▶ [Task details]: In the entries below, find the lines that contain the word "Mevrouw" and copy them.

▶ [Dataset records]:
***

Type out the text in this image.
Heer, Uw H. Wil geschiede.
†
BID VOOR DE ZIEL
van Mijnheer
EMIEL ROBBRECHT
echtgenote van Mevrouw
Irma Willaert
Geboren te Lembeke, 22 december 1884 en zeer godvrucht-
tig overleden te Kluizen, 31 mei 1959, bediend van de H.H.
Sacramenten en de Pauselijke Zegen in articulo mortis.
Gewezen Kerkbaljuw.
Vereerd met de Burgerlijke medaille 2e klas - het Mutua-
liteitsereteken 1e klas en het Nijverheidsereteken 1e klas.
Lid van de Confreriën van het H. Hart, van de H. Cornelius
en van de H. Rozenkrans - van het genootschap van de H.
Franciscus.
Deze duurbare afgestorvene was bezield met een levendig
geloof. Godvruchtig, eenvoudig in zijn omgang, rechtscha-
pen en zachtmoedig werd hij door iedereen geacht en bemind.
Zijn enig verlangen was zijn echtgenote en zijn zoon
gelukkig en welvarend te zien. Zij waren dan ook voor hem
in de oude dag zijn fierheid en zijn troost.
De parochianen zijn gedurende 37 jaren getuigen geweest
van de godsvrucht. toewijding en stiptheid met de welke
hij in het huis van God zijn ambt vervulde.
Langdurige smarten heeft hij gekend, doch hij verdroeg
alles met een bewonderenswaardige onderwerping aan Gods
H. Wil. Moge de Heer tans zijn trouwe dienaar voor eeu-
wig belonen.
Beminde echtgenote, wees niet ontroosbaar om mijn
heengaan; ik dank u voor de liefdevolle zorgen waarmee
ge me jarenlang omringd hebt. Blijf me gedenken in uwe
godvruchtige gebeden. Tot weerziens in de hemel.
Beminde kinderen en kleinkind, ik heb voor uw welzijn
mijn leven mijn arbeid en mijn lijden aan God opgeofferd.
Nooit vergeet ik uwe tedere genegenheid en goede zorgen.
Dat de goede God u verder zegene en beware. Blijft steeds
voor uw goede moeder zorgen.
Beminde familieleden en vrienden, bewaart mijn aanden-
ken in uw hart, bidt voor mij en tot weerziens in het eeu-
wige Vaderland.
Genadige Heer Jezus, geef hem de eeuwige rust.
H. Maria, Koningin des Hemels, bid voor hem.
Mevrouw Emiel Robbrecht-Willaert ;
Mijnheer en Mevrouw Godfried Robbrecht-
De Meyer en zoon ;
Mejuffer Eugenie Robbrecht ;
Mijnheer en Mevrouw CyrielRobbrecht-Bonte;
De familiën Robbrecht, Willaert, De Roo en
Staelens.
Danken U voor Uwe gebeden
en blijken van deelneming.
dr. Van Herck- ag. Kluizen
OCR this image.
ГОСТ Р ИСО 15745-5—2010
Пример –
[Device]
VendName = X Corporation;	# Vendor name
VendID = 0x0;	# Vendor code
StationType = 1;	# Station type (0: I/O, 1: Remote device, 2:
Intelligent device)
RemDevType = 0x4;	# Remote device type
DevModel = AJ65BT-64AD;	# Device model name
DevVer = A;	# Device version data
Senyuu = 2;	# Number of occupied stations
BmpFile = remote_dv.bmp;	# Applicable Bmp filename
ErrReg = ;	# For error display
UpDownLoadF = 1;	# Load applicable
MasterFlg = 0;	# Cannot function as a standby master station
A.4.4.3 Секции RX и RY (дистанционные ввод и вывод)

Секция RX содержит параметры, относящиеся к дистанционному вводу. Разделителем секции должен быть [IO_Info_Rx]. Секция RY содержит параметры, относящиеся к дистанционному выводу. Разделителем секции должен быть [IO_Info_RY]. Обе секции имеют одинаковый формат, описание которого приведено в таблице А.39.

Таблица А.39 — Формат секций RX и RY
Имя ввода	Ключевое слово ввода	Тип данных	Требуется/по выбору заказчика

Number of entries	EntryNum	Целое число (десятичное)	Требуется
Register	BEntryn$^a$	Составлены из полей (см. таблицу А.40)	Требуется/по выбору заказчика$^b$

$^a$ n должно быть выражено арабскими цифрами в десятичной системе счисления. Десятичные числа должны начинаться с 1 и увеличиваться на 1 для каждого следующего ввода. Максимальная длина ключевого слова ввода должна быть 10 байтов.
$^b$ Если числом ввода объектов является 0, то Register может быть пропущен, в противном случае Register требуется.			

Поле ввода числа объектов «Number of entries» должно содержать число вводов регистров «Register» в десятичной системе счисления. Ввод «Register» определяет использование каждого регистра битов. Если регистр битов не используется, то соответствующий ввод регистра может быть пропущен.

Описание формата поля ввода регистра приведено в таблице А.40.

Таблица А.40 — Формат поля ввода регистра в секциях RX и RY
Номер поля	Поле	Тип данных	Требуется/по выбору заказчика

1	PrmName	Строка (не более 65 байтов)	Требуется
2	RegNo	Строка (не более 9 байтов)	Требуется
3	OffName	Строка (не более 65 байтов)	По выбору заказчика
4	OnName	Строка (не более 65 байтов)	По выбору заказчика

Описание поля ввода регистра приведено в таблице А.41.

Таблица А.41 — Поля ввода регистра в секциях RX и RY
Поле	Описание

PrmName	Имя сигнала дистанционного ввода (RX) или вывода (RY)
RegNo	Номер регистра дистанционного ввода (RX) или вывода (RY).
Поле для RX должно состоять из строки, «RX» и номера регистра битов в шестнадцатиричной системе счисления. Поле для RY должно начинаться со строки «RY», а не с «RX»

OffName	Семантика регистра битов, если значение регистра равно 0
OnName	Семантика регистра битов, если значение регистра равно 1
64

***

▶ [Solution to this exercise]:
echtgenote van Mevrouw
Mevrouw Emiel Robbrecht-Willaert ;
Mijnheer en Mevrouw Godfried Robbrecht-
Mijnheer en Mevrouw CyrielRobbrecht-Bonte;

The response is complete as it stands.